** TASK BRIEF **
Output all the entries word for word. Omit the pictures.

--- START MATERIAL PROVIDED ---

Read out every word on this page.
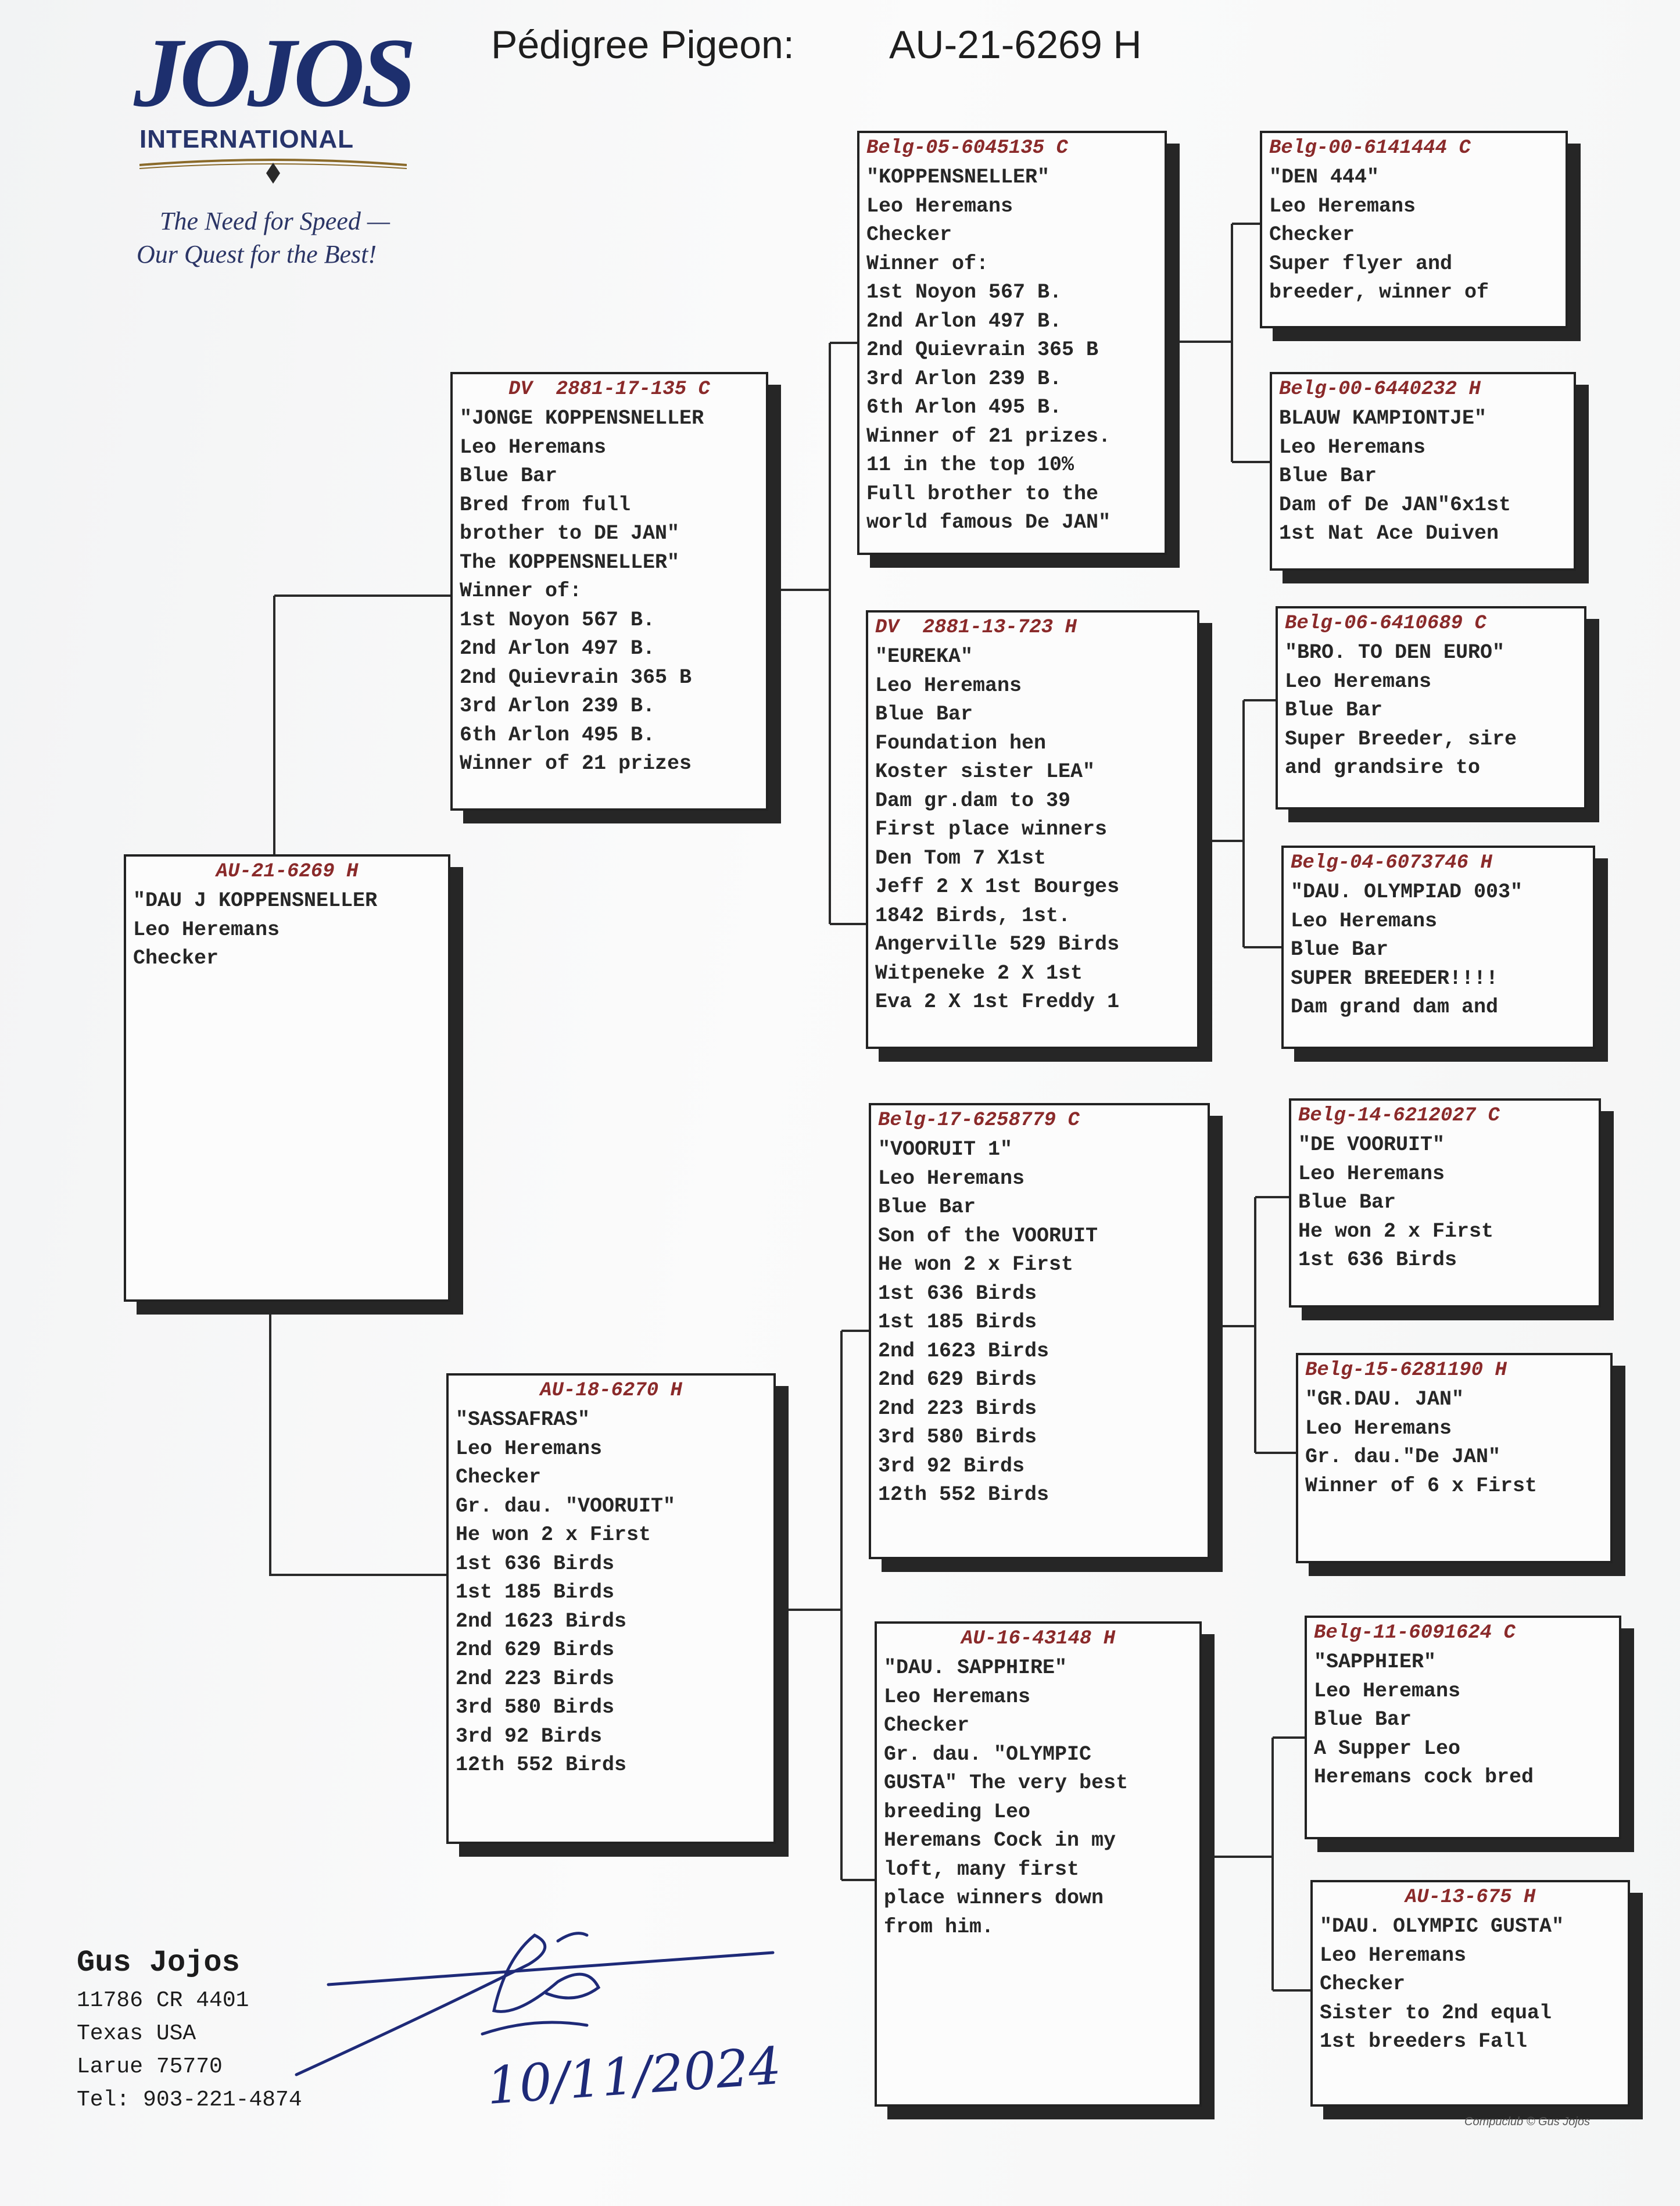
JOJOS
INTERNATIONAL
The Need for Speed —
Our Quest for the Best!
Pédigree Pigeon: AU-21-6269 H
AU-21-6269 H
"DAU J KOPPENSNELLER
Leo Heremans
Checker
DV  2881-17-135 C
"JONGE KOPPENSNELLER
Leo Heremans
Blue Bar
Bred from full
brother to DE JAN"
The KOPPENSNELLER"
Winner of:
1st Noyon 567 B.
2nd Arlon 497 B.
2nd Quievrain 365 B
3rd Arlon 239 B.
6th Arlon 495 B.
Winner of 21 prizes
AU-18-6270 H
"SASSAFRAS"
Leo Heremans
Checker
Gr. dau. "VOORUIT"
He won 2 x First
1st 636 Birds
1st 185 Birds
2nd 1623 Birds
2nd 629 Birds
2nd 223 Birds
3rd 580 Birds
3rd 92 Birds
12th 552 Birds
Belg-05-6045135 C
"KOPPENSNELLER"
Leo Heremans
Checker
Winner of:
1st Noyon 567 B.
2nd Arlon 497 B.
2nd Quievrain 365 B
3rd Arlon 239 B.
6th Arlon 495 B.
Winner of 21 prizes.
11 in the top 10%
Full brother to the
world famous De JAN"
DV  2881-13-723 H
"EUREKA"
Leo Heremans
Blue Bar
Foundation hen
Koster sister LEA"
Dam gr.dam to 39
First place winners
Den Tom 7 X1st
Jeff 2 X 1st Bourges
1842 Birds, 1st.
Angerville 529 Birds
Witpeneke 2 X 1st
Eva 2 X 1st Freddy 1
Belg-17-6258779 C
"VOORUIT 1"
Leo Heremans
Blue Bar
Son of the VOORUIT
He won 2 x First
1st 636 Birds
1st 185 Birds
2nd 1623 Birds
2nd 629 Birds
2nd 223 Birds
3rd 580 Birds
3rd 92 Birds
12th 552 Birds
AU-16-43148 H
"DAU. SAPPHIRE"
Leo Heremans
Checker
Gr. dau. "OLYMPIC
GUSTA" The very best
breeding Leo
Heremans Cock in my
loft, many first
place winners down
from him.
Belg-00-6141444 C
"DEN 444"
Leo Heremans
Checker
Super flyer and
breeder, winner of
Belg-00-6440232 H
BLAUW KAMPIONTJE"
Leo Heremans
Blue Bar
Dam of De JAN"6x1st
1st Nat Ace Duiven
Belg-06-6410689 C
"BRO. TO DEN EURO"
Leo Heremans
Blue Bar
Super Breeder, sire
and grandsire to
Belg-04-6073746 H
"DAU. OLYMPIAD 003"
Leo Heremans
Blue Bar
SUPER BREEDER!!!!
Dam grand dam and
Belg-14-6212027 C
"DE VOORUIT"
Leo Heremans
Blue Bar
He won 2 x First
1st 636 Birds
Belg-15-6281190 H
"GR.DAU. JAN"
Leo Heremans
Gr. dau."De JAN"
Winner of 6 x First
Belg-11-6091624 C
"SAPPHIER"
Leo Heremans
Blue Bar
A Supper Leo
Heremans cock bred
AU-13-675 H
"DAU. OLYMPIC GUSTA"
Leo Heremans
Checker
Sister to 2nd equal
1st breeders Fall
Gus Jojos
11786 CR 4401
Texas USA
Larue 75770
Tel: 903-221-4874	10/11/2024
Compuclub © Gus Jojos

--- END MATERIAL PROVIDED ---

** RESPONSE TO THE TASK **
Read out every word on this page.
JOJOS
INTERNATIONAL
The Need for Speed —
Our Quest for the Best!
Pédigree Pigeon: AU-21-6269 H
AU-21-6269 H
"DAU J KOPPENSNELLER
Leo Heremans
Checker
DV  2881-17-135 C
"JONGE KOPPENSNELLER
Leo Heremans
Blue Bar
Bred from full
brother to DE JAN"
The KOPPENSNELLER"
Winner of:
1st Noyon 567 B.
2nd Arlon 497 B.
2nd Quievrain 365 B
3rd Arlon 239 B.
6th Arlon 495 B.
Winner of 21 prizes
AU-18-6270 H
"SASSAFRAS"
Leo Heremans
Checker
Gr. dau. "VOORUIT"
He won 2 x First
1st 636 Birds
1st 185 Birds
2nd 1623 Birds
2nd 629 Birds
2nd 223 Birds
3rd 580 Birds
3rd 92 Birds
12th 552 Birds
Belg-05-6045135 C
"KOPPENSNELLER"
Leo Heremans
Checker
Winner of:
1st Noyon 567 B.
2nd Arlon 497 B.
2nd Quievrain 365 B
3rd Arlon 239 B.
6th Arlon 495 B.
Winner of 21 prizes.
11 in the top 10%
Full brother to the
world famous De JAN"
DV  2881-13-723 H
"EUREKA"
Leo Heremans
Blue Bar
Foundation hen
Koster sister LEA"
Dam gr.dam to 39
First place winners
Den Tom 7 X1st
Jeff 2 X 1st Bourges
1842 Birds, 1st.
Angerville 529 Birds
Witpeneke 2 X 1st
Eva 2 X 1st Freddy 1
Belg-17-6258779 C
"VOORUIT 1"
Leo Heremans
Blue Bar
Son of the VOORUIT
He won 2 x First
1st 636 Birds
1st 185 Birds
2nd 1623 Birds
2nd 629 Birds
2nd 223 Birds
3rd 580 Birds
3rd 92 Birds
12th 552 Birds
AU-16-43148 H
"DAU. SAPPHIRE"
Leo Heremans
Checker
Gr. dau. "OLYMPIC
GUSTA" The very best
breeding Leo
Heremans Cock in my
loft, many first
place winners down
from him.
Belg-00-6141444 C
"DEN 444"
Leo Heremans
Checker
Super flyer and
breeder, winner of
Belg-00-6440232 H
BLAUW KAMPIONTJE"
Leo Heremans
Blue Bar
Dam of De JAN"6x1st
1st Nat Ace Duiven
Belg-06-6410689 C
"BRO. TO DEN EURO"
Leo Heremans
Blue Bar
Super Breeder, sire
and grandsire to
Belg-04-6073746 H
"DAU. OLYMPIAD 003"
Leo Heremans
Blue Bar
SUPER BREEDER!!!!
Dam grand dam and
Belg-14-6212027 C
"DE VOORUIT"
Leo Heremans
Blue Bar
He won 2 x First
1st 636 Birds
Belg-15-6281190 H
"GR.DAU. JAN"
Leo Heremans
Gr. dau."De JAN"
Winner of 6 x First
Belg-11-6091624 C
"SAPPHIER"
Leo Heremans
Blue Bar
A Supper Leo
Heremans cock bred
AU-13-675 H
"DAU. OLYMPIC GUSTA"
Leo Heremans
Checker
Sister to 2nd equal
1st breeders Fall
Gus Jojos
11786 CR 4401
Texas USA
Larue 75770
Tel: 903-221-4874	10/11/2024
Compuclub © Gus Jojos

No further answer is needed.